» Given request
Transcribe the listing exactly, leaving out every picture.

» Data
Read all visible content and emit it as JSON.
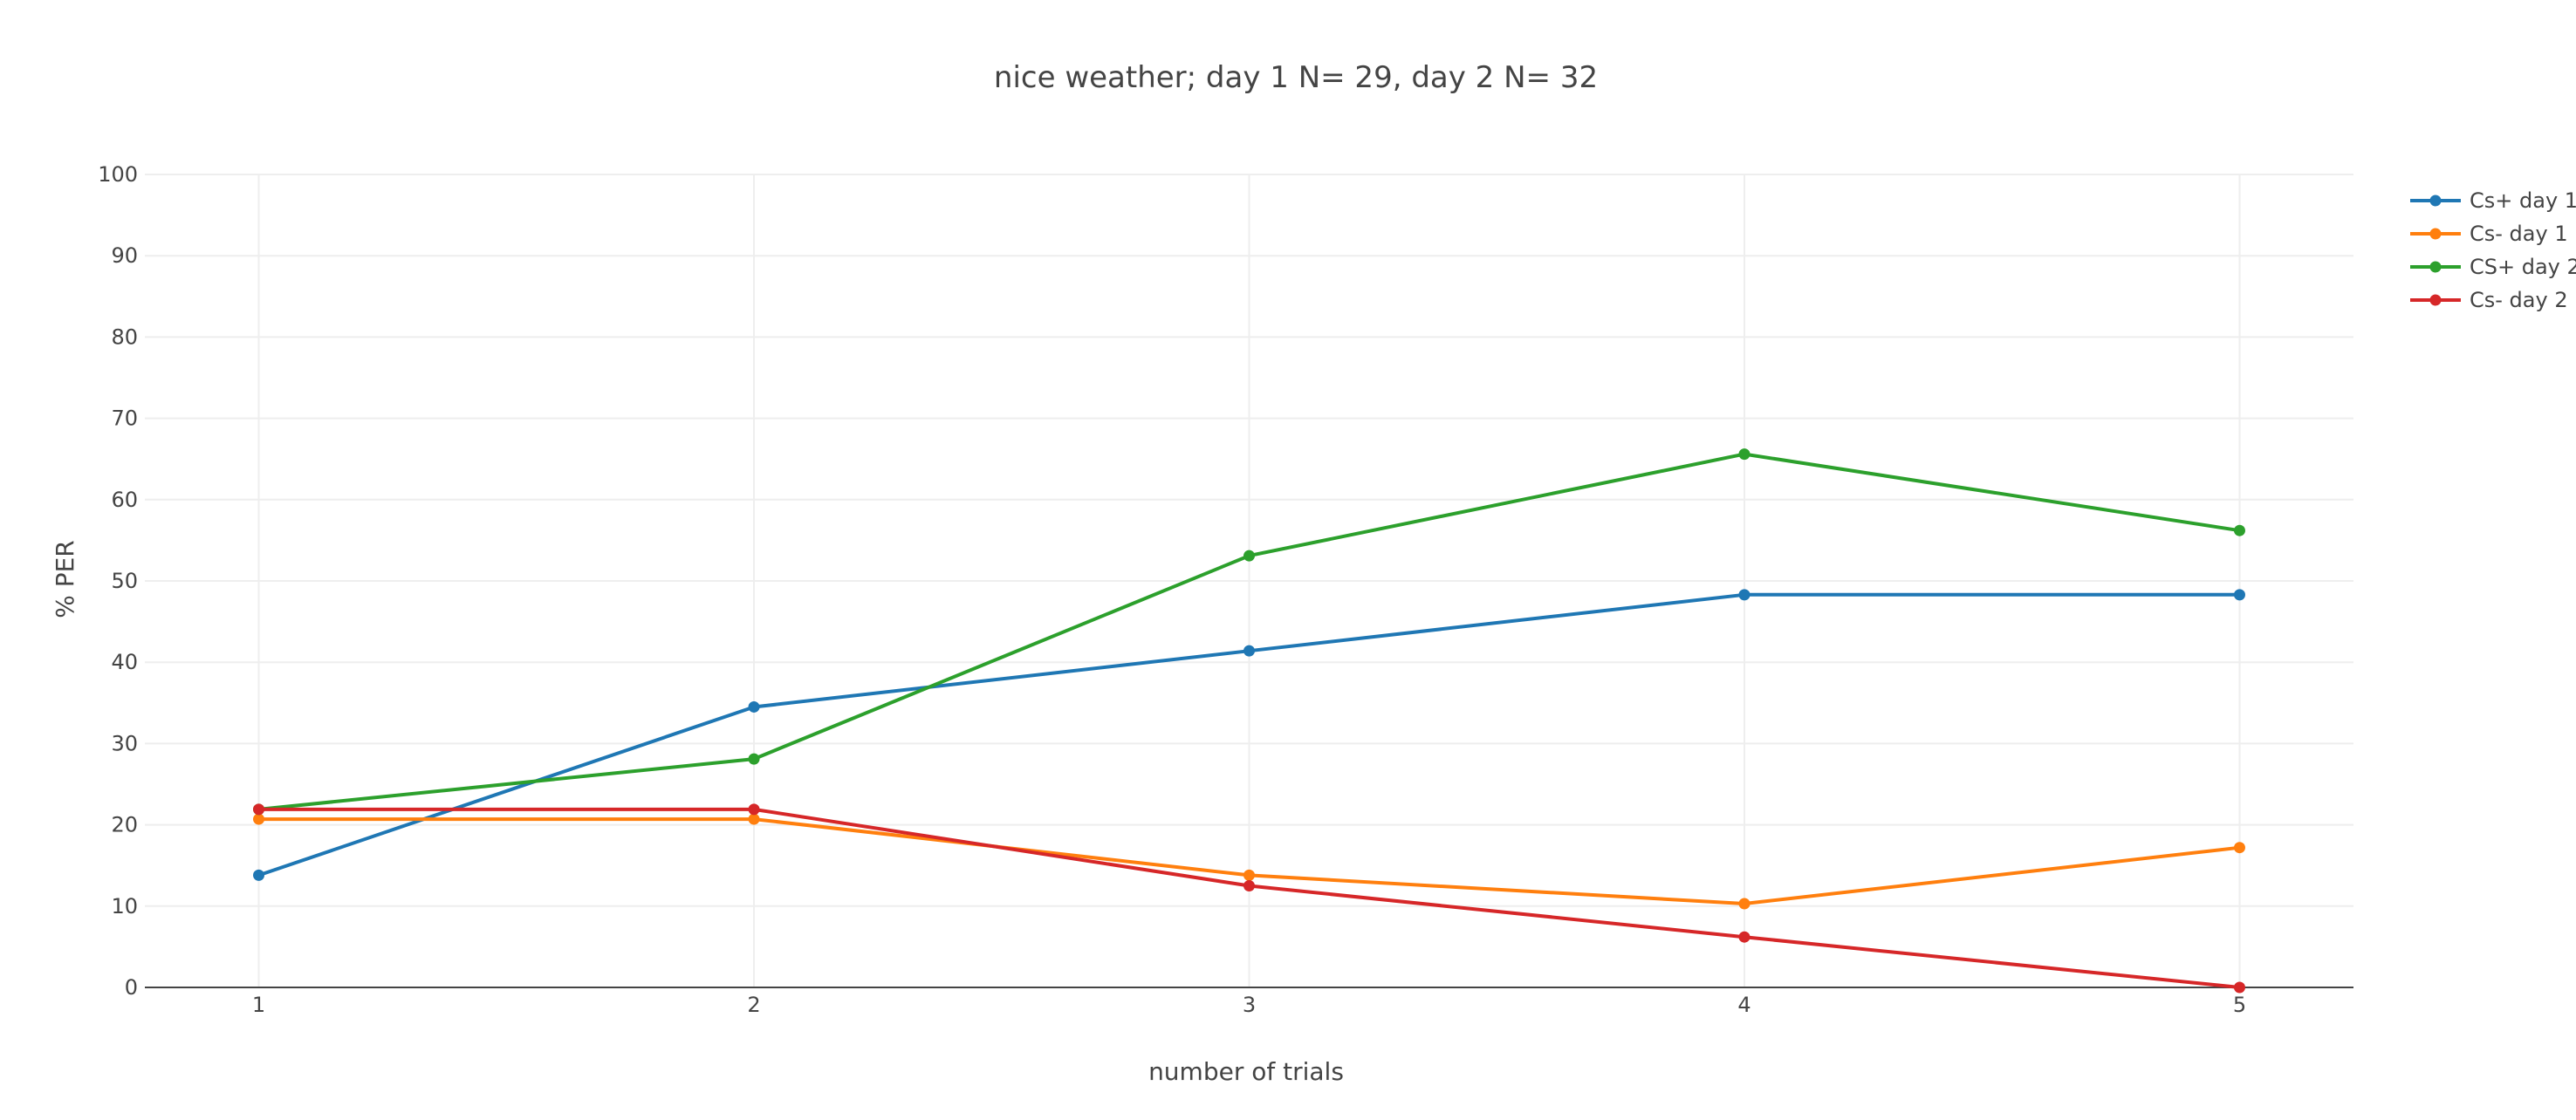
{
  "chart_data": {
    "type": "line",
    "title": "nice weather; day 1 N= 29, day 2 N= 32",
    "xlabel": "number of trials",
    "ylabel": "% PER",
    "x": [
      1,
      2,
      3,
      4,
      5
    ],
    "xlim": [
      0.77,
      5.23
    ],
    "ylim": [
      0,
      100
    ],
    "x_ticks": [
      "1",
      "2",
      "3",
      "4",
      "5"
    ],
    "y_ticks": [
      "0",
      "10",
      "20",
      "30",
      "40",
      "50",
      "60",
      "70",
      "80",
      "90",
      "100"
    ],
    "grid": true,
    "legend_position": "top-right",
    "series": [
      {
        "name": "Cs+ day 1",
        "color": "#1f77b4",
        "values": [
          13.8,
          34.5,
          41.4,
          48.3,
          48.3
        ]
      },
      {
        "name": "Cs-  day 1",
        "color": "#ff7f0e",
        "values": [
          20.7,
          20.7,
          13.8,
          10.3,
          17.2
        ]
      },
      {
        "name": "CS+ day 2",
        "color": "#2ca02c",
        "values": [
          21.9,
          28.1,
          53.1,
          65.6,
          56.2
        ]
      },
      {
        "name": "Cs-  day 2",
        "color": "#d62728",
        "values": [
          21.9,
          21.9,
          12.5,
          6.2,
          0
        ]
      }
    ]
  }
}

» Exercise solution
Read all visible content and emit it as JSON.
{
  "chart_data": {
    "type": "line",
    "title": "nice weather; day 1 N= 29, day 2 N= 32",
    "xlabel": "number of trials",
    "ylabel": "% PER",
    "x": [
      1,
      2,
      3,
      4,
      5
    ],
    "xlim": [
      0.77,
      5.23
    ],
    "ylim": [
      0,
      100
    ],
    "x_ticks": [
      "1",
      "2",
      "3",
      "4",
      "5"
    ],
    "y_ticks": [
      "0",
      "10",
      "20",
      "30",
      "40",
      "50",
      "60",
      "70",
      "80",
      "90",
      "100"
    ],
    "grid": true,
    "legend_position": "top-right",
    "series": [
      {
        "name": "Cs+ day 1",
        "color": "#1f77b4",
        "values": [
          13.8,
          34.5,
          41.4,
          48.3,
          48.3
        ]
      },
      {
        "name": "Cs-  day 1",
        "color": "#ff7f0e",
        "values": [
          20.7,
          20.7,
          13.8,
          10.3,
          17.2
        ]
      },
      {
        "name": "CS+ day 2",
        "color": "#2ca02c",
        "values": [
          21.9,
          28.1,
          53.1,
          65.6,
          56.2
        ]
      },
      {
        "name": "Cs-  day 2",
        "color": "#d62728",
        "values": [
          21.9,
          21.9,
          12.5,
          6.2,
          0
        ]
      }
    ]
  }
}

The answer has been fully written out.